WORK TO BE COMPLETED | Write out every line of the material as it stands, apart from the pictures.

LISTED ENTRIES |
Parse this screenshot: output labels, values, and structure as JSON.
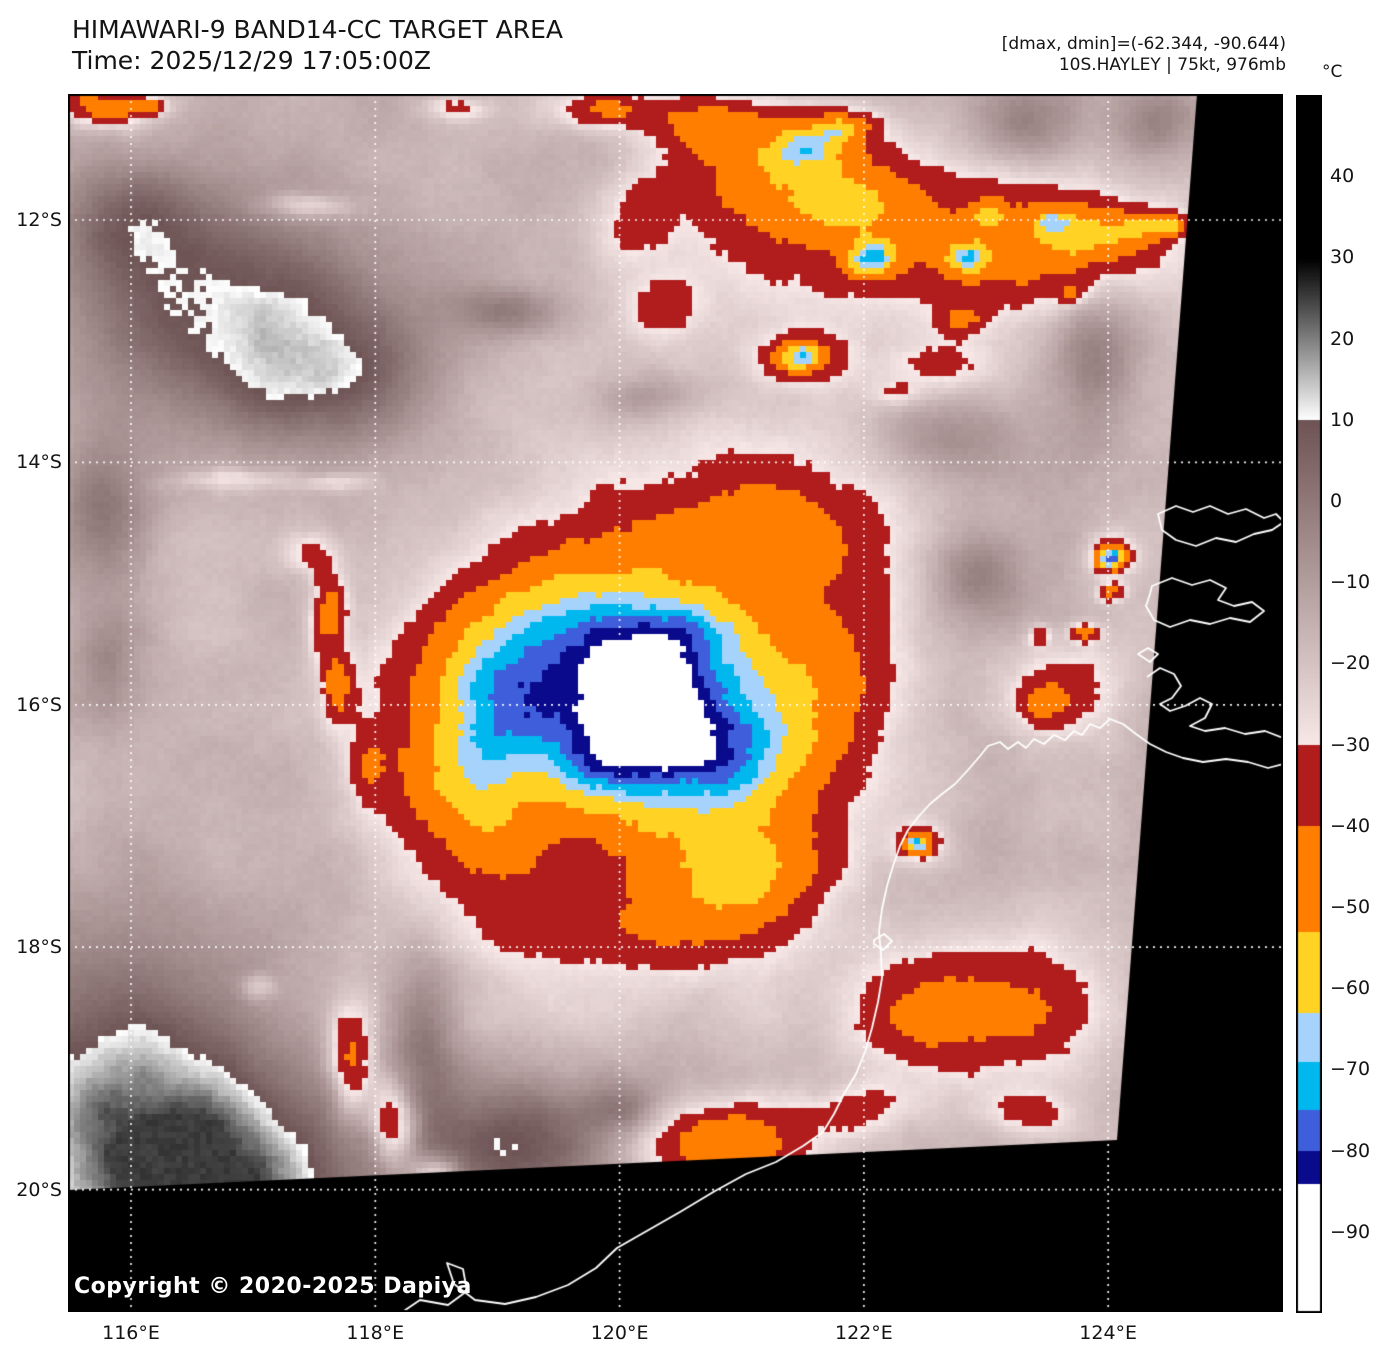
{
  "header": {
    "title": "HIMAWARI-9 BAND14-CC TARGET AREA",
    "time": "Time: 2025/12/29 17:05:00Z",
    "stats": "[dmax, dmin]=(-62.344, -90.644)",
    "storm": "10S.HAYLEY | 75kt, 976mb"
  },
  "colorbar": {
    "unit": "°C",
    "top_value": 50,
    "bottom_value": -100,
    "ticks": [
      {
        "label": "40",
        "value": 40
      },
      {
        "label": "30",
        "value": 30
      },
      {
        "label": "20",
        "value": 20
      },
      {
        "label": "10",
        "value": 10
      },
      {
        "label": "0",
        "value": 0
      },
      {
        "label": "−10",
        "value": -10
      },
      {
        "label": "−20",
        "value": -20
      },
      {
        "label": "−30",
        "value": -30
      },
      {
        "label": "−40",
        "value": -40
      },
      {
        "label": "−50",
        "value": -50
      },
      {
        "label": "−60",
        "value": -60
      },
      {
        "label": "−70",
        "value": -70
      },
      {
        "label": "−80",
        "value": -80
      },
      {
        "label": "−90",
        "value": -90
      }
    ],
    "segments": [
      {
        "from": 50,
        "to": 30,
        "type": "solid",
        "color": "#000000"
      },
      {
        "from": 30,
        "to": 10,
        "type": "lerp",
        "color_from": "#000000",
        "color_to": "#ffffff"
      },
      {
        "from": 10,
        "to": -30,
        "type": "lerp",
        "color_from": "#6e5454",
        "color_to": "#f8e8e8"
      },
      {
        "from": -30,
        "to": -40,
        "type": "solid",
        "color": "#b11c1c"
      },
      {
        "from": -40,
        "to": -53,
        "type": "solid",
        "color": "#ff7e00"
      },
      {
        "from": -53,
        "to": -63,
        "type": "solid",
        "color": "#ffd224"
      },
      {
        "from": -63,
        "to": -69,
        "type": "solid",
        "color": "#a6d3fc"
      },
      {
        "from": -69,
        "to": -75,
        "type": "solid",
        "color": "#00b8ee"
      },
      {
        "from": -75,
        "to": -80,
        "type": "solid",
        "color": "#3e5edb"
      },
      {
        "from": -80,
        "to": -84,
        "type": "solid",
        "color": "#0a0a8c"
      },
      {
        "from": -84,
        "to": -100,
        "type": "solid",
        "color": "#ffffff"
      }
    ]
  },
  "map": {
    "x_ticks": [
      {
        "label": "116°E",
        "lon": 116
      },
      {
        "label": "118°E",
        "lon": 118
      },
      {
        "label": "120°E",
        "lon": 120
      },
      {
        "label": "122°E",
        "lon": 122
      },
      {
        "label": "124°E",
        "lon": 124
      }
    ],
    "y_ticks": [
      {
        "label": "12°S",
        "lat": 12
      },
      {
        "label": "14°S",
        "lat": 14
      },
      {
        "label": "16°S",
        "lat": 16
      },
      {
        "label": "18°S",
        "lat": 18
      },
      {
        "label": "20°S",
        "lat": 20
      }
    ],
    "copyright": "Copyright © 2020-2025 Dapiya"
  }
}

EXERCISE SOLUTION |
Parse this screenshot: output labels, values, and structure as JSON.
{
  "header": {
    "title": "HIMAWARI-9 BAND14-CC TARGET AREA",
    "time": "Time: 2025/12/29 17:05:00Z",
    "stats": "[dmax, dmin]=(-62.344, -90.644)",
    "storm": "10S.HAYLEY | 75kt, 976mb"
  },
  "colorbar": {
    "unit": "°C",
    "top_value": 50,
    "bottom_value": -100,
    "ticks": [
      {
        "label": "40",
        "value": 40
      },
      {
        "label": "30",
        "value": 30
      },
      {
        "label": "20",
        "value": 20
      },
      {
        "label": "10",
        "value": 10
      },
      {
        "label": "0",
        "value": 0
      },
      {
        "label": "−10",
        "value": -10
      },
      {
        "label": "−20",
        "value": -20
      },
      {
        "label": "−30",
        "value": -30
      },
      {
        "label": "−40",
        "value": -40
      },
      {
        "label": "−50",
        "value": -50
      },
      {
        "label": "−60",
        "value": -60
      },
      {
        "label": "−70",
        "value": -70
      },
      {
        "label": "−80",
        "value": -80
      },
      {
        "label": "−90",
        "value": -90
      }
    ],
    "segments": [
      {
        "from": 50,
        "to": 30,
        "type": "solid",
        "color": "#000000"
      },
      {
        "from": 30,
        "to": 10,
        "type": "lerp",
        "color_from": "#000000",
        "color_to": "#ffffff"
      },
      {
        "from": 10,
        "to": -30,
        "type": "lerp",
        "color_from": "#6e5454",
        "color_to": "#f8e8e8"
      },
      {
        "from": -30,
        "to": -40,
        "type": "solid",
        "color": "#b11c1c"
      },
      {
        "from": -40,
        "to": -53,
        "type": "solid",
        "color": "#ff7e00"
      },
      {
        "from": -53,
        "to": -63,
        "type": "solid",
        "color": "#ffd224"
      },
      {
        "from": -63,
        "to": -69,
        "type": "solid",
        "color": "#a6d3fc"
      },
      {
        "from": -69,
        "to": -75,
        "type": "solid",
        "color": "#00b8ee"
      },
      {
        "from": -75,
        "to": -80,
        "type": "solid",
        "color": "#3e5edb"
      },
      {
        "from": -80,
        "to": -84,
        "type": "solid",
        "color": "#0a0a8c"
      },
      {
        "from": -84,
        "to": -100,
        "type": "solid",
        "color": "#ffffff"
      }
    ]
  },
  "map": {
    "x_ticks": [
      {
        "label": "116°E",
        "lon": 116
      },
      {
        "label": "118°E",
        "lon": 118
      },
      {
        "label": "120°E",
        "lon": 120
      },
      {
        "label": "122°E",
        "lon": 122
      },
      {
        "label": "124°E",
        "lon": 124
      }
    ],
    "y_ticks": [
      {
        "label": "12°S",
        "lat": 12
      },
      {
        "label": "14°S",
        "lat": 14
      },
      {
        "label": "16°S",
        "lat": 16
      },
      {
        "label": "18°S",
        "lat": 18
      },
      {
        "label": "20°S",
        "lat": 20
      }
    ],
    "copyright": "Copyright © 2020-2025 Dapiya"
  }
}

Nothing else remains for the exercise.